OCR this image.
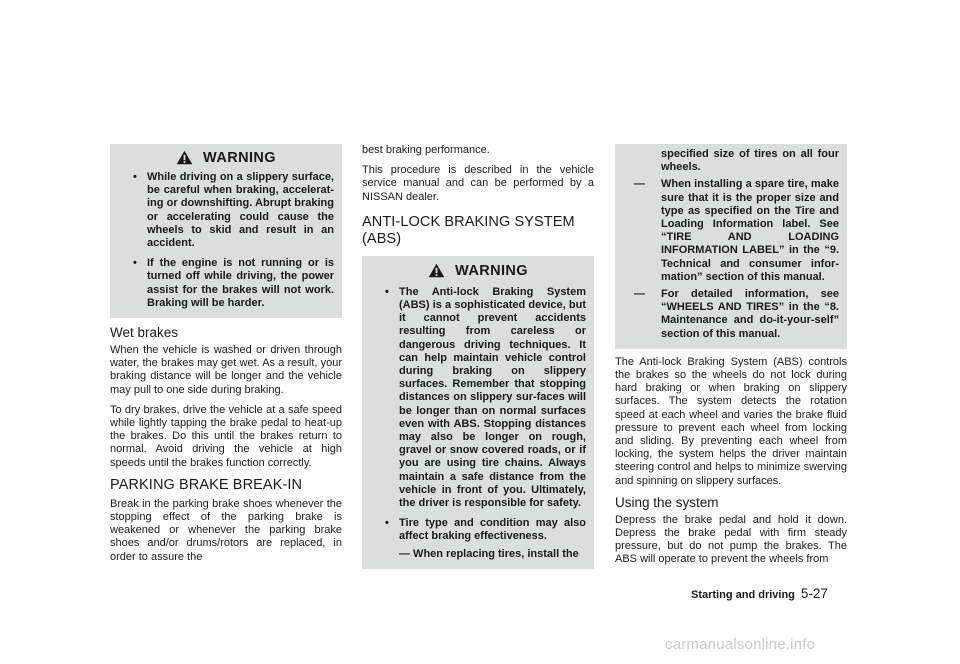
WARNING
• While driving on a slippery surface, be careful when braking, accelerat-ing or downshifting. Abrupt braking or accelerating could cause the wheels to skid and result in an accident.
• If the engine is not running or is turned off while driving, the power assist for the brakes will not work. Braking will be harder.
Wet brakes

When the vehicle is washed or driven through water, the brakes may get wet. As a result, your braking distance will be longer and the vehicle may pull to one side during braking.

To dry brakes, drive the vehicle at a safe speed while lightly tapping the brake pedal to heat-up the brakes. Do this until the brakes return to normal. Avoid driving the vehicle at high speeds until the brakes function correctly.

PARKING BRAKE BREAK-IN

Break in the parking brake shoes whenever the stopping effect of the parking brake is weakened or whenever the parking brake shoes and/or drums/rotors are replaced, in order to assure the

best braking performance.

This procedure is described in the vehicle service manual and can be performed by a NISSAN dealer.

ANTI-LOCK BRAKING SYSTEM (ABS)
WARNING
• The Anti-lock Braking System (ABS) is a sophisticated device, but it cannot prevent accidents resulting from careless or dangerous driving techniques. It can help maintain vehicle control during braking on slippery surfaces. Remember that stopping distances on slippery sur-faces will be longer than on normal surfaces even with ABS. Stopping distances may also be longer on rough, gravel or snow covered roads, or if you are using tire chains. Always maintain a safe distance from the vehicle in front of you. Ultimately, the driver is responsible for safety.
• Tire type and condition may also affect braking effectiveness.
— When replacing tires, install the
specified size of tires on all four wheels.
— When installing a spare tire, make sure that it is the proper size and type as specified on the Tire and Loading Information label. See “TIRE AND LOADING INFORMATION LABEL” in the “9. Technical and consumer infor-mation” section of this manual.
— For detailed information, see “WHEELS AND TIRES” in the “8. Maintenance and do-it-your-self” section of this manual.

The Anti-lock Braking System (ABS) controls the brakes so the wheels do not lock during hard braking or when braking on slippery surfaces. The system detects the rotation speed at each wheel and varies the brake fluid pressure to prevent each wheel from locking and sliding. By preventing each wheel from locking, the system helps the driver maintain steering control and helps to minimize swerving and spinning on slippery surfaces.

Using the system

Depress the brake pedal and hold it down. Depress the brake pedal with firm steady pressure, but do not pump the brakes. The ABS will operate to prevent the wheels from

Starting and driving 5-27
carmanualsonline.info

==========

* EXERCISE GOAL:
Extract every line above that contains the word "longer".

* REPLY TO THE TASK:
When the vehicle is washed or driven through water, the brakes may get wet. As a result, your braking distance will be longer and the vehicle may pull to one side during braking.
• The Anti-lock Braking System (ABS) is a sophisticated device, but it cannot prevent accidents resulting from careless or dangerous driving techniques. It can help maintain vehicle control during braking on slippery surfaces. Remember that stopping distances on slippery sur-faces will be longer than on normal surfaces even with ABS. Stopping distances may also be longer on rough, gravel or snow covered roads, or if you are using tire chains. Always maintain a safe distance from the vehicle in front of you. Ultimately, the driver is responsible for safety.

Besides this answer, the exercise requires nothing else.